Short exercise → Narrow the data below down to the lines containing "this".

Extracted data entries:

◆ ◆ ◆ ◆ ◆ ◆ ◆

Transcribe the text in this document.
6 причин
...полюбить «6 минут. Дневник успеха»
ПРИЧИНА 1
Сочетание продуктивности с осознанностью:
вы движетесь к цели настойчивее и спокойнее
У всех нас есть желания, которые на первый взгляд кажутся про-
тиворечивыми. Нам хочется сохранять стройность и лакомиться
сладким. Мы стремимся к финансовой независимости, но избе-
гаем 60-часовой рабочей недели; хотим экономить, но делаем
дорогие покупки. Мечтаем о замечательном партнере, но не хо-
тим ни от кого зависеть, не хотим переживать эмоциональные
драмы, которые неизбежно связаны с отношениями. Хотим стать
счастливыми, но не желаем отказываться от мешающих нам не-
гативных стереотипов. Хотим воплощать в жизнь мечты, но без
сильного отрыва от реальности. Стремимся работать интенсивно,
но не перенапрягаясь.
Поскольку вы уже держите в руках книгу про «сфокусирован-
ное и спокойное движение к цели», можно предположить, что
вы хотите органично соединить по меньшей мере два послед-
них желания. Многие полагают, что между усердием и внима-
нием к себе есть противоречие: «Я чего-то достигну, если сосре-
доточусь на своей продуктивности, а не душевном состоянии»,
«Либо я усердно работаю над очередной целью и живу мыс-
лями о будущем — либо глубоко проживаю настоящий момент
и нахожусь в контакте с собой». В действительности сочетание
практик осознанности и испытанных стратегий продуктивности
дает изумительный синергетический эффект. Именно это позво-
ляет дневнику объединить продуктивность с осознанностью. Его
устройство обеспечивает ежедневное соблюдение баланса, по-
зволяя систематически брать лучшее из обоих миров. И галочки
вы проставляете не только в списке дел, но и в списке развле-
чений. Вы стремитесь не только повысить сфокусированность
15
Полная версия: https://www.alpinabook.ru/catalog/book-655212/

◆ ◆ ◆ ◆ ◆ ◆ ◆

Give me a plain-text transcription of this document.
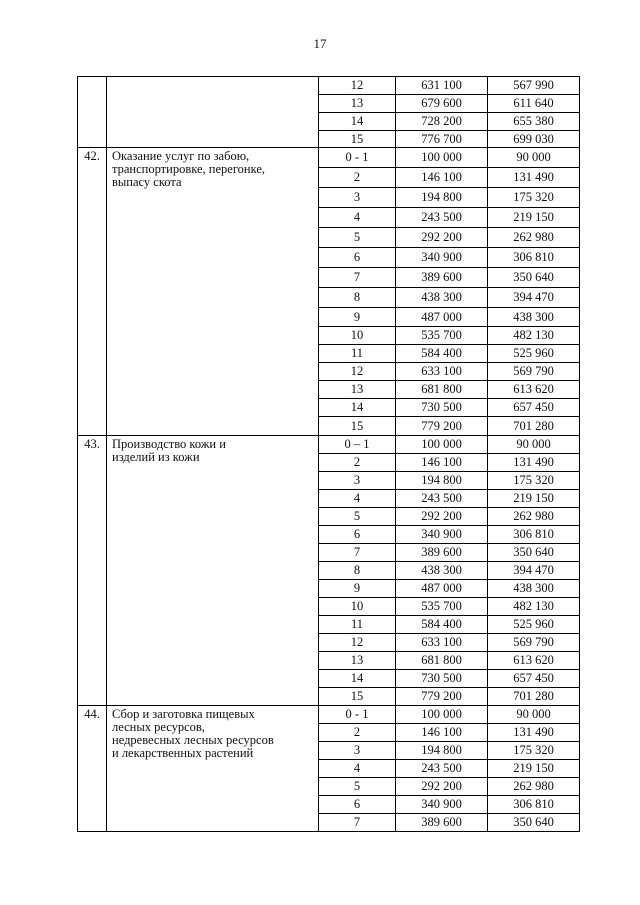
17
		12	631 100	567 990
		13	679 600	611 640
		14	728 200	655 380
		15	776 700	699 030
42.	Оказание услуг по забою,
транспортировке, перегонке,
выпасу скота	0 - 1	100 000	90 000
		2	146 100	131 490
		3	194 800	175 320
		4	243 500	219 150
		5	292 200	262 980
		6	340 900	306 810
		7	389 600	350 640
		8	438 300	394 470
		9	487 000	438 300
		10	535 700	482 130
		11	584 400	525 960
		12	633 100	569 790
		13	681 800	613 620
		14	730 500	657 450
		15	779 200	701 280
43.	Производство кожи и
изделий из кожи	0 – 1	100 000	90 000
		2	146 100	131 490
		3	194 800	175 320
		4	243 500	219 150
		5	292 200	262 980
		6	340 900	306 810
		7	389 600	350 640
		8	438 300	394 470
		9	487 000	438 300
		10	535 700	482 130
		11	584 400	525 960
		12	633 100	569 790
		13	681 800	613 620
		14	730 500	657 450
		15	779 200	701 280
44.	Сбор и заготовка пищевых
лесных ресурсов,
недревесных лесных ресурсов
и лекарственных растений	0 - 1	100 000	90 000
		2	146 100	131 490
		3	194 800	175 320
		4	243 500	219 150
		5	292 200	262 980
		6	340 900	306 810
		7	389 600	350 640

◆ ◆ ◆ ◆ ◆ ◆ ◆

Full solution →
Transcribe the text in this document.
Give me a plain-text transcription of this document.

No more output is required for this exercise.